What the exercise asks:
Take every line from the listing below that includes "Oktober" and copy it.

· · · · · · ·

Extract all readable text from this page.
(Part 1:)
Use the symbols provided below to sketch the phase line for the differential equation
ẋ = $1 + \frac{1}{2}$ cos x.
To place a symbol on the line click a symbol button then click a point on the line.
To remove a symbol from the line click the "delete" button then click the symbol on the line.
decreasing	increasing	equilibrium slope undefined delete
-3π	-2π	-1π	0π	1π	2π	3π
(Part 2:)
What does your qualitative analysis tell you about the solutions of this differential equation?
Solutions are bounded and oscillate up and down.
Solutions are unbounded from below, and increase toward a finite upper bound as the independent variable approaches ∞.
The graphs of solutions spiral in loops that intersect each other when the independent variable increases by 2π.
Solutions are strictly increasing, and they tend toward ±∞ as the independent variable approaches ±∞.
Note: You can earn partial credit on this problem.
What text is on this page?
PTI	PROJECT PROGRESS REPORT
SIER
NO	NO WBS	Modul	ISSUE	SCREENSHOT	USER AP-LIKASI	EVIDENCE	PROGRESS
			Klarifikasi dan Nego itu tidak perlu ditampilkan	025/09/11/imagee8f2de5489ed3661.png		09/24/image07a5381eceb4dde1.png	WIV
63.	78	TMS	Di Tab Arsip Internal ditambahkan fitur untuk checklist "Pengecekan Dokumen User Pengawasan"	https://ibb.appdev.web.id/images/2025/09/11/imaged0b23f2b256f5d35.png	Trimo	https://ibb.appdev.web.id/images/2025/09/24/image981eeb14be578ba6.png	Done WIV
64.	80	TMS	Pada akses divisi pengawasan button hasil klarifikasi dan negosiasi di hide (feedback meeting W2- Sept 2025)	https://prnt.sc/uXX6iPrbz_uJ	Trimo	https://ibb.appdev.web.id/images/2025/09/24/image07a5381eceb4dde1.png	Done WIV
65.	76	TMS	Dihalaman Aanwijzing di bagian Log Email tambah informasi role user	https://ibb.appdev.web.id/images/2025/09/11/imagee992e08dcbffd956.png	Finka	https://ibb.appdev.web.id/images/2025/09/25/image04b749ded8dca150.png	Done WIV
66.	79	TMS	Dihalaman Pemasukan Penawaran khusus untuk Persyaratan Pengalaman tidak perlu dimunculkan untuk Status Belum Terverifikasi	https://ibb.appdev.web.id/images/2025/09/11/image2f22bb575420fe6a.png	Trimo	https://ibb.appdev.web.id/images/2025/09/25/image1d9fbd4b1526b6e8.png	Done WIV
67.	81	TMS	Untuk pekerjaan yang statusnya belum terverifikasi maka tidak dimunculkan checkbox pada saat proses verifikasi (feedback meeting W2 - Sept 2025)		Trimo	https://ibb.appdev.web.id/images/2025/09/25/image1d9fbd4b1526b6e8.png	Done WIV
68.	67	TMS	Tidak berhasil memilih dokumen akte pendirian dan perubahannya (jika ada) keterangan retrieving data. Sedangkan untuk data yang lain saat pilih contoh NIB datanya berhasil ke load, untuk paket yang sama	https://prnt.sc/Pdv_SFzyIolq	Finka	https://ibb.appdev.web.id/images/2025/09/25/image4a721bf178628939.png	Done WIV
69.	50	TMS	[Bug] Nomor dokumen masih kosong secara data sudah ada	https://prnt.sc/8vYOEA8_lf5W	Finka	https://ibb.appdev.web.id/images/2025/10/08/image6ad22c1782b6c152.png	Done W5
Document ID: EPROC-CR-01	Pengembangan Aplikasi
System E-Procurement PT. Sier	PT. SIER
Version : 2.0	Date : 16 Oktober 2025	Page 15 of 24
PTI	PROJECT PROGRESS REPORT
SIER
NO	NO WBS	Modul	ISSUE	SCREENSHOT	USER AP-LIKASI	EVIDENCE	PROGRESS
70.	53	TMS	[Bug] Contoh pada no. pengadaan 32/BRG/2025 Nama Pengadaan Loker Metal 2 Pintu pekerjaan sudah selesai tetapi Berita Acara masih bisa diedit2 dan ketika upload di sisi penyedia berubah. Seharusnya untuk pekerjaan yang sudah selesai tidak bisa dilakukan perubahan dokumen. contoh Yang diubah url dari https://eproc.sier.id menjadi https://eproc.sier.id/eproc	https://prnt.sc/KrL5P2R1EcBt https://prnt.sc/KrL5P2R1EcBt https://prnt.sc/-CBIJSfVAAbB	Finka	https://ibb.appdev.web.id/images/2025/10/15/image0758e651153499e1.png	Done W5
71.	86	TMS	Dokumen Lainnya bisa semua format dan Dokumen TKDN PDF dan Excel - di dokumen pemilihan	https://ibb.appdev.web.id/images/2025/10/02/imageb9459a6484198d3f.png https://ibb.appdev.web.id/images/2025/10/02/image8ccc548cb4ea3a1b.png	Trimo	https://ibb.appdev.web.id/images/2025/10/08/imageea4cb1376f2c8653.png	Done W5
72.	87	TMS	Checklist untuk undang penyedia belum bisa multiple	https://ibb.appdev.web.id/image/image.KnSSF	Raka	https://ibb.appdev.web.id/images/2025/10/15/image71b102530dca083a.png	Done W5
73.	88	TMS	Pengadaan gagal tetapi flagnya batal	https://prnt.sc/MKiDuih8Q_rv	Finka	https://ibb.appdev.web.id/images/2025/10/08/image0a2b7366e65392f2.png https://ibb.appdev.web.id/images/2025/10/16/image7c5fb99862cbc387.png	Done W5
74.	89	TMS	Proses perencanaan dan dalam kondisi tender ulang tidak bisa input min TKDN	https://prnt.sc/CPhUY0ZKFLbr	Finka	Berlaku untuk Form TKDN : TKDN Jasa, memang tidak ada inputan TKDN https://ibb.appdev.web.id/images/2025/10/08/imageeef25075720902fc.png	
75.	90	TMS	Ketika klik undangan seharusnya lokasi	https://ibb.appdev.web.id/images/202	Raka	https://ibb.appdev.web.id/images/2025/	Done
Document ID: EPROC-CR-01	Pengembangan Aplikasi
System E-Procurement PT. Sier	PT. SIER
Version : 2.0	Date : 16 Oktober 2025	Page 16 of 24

· · · · · · ·

Correct response:
Version : 2.0	Date : 16 Oktober 2025	Page 15 of 24
Version : 2.0	Date : 16 Oktober 2025	Page 16 of 24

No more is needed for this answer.